------ Datos proporcionados ------

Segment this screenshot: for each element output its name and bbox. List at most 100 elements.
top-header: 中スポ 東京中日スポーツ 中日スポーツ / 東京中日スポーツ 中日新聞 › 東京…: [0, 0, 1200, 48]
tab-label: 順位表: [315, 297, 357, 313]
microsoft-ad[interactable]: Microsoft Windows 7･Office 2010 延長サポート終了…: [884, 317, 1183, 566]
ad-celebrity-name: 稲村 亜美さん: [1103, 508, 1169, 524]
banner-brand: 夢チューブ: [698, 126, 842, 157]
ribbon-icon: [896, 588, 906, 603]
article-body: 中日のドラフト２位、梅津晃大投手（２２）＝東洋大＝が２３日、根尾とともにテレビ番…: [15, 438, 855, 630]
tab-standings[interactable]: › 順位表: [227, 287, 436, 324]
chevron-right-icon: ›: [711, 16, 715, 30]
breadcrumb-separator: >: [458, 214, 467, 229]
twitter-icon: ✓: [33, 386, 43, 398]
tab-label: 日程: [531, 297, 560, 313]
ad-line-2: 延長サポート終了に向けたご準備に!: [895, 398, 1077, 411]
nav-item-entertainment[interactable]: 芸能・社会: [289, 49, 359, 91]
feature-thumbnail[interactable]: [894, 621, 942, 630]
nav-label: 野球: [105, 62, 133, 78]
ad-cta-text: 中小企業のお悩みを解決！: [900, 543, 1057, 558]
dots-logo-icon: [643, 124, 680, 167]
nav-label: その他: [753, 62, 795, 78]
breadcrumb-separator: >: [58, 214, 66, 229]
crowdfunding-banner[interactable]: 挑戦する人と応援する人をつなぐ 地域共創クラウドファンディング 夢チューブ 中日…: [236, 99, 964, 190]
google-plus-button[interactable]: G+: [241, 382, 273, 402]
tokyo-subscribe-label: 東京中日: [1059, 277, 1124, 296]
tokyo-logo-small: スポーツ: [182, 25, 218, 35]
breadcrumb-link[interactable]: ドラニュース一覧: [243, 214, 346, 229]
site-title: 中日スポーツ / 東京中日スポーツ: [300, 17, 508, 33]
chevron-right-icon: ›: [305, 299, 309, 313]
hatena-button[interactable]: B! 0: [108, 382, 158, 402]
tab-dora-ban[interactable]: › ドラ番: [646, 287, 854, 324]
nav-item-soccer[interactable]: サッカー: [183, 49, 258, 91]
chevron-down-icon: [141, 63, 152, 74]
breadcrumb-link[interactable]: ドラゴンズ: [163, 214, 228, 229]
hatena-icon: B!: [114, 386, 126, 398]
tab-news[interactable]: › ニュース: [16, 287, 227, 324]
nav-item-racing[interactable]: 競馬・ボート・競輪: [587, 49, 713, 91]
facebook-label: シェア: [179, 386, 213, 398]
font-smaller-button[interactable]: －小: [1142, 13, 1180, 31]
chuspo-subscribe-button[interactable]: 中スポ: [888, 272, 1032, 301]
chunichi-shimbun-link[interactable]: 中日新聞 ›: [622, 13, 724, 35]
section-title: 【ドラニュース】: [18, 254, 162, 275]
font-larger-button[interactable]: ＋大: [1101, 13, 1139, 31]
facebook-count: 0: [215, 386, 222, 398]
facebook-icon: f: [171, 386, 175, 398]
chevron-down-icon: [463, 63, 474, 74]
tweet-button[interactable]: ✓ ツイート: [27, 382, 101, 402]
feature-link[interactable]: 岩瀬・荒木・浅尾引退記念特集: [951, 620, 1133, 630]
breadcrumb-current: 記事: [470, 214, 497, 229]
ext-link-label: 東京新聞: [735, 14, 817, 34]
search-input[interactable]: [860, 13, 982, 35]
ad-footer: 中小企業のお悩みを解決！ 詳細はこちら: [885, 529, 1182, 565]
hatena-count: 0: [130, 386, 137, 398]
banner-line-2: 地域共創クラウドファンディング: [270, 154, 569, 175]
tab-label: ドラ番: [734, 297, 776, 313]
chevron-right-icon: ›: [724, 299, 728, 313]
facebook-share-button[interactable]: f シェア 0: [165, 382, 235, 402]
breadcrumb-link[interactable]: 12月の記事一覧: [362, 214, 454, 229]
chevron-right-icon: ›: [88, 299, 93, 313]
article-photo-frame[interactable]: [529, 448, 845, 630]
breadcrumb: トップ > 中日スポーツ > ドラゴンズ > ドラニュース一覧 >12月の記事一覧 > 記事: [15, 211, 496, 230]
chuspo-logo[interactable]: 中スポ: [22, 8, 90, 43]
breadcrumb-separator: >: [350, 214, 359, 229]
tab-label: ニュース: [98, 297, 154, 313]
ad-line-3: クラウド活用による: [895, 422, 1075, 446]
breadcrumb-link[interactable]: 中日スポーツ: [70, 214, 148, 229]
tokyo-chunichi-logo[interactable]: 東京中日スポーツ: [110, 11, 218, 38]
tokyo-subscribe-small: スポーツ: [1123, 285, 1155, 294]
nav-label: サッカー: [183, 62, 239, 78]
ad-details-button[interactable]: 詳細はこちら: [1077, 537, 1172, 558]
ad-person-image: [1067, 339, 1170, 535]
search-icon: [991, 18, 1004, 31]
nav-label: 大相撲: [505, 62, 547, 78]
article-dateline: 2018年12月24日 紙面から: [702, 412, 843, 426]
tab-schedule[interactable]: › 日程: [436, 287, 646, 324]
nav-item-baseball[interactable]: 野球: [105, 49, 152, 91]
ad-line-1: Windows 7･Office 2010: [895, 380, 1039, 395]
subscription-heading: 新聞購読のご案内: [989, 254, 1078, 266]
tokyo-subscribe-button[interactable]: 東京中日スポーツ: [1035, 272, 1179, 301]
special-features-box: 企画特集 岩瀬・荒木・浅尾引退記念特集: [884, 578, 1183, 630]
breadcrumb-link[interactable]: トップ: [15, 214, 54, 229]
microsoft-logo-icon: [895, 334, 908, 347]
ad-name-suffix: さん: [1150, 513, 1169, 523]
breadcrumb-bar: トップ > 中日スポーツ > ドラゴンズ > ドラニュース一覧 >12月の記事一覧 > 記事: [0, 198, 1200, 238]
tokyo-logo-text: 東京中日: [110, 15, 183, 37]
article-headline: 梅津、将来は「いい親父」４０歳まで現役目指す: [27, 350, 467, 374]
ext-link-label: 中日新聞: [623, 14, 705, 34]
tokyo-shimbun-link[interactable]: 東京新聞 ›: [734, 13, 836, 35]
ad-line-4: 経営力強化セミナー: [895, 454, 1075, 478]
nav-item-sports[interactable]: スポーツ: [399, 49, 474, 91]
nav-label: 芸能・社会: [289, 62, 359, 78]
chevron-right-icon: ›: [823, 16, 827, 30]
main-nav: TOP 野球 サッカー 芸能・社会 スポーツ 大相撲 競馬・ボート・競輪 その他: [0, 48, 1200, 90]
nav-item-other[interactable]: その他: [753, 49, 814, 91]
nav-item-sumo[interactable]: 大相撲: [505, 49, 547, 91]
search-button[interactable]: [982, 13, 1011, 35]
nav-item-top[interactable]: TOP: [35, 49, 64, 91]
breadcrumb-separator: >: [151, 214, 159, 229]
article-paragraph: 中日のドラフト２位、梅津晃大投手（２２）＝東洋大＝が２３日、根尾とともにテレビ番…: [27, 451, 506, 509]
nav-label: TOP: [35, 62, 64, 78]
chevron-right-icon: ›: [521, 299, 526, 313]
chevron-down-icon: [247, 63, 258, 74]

------

▶ [Tarea escrita] Reproduce palabra por palabra el material, empezando por su primera línea y terminando en la línea que contiene "tab-label: 順位表: [315, 297, 357, 313]", ambas incluidas.

▶ [La solución]
Segment this screenshot: for each element output its name and bbox. List at most 100 elements.
top-header: 中スポ 東京中日スポーツ 中日スポーツ / 東京中日スポーツ 中日新聞 › 東京…: [0, 0, 1200, 48]
tab-label: 順位表: [315, 297, 357, 313]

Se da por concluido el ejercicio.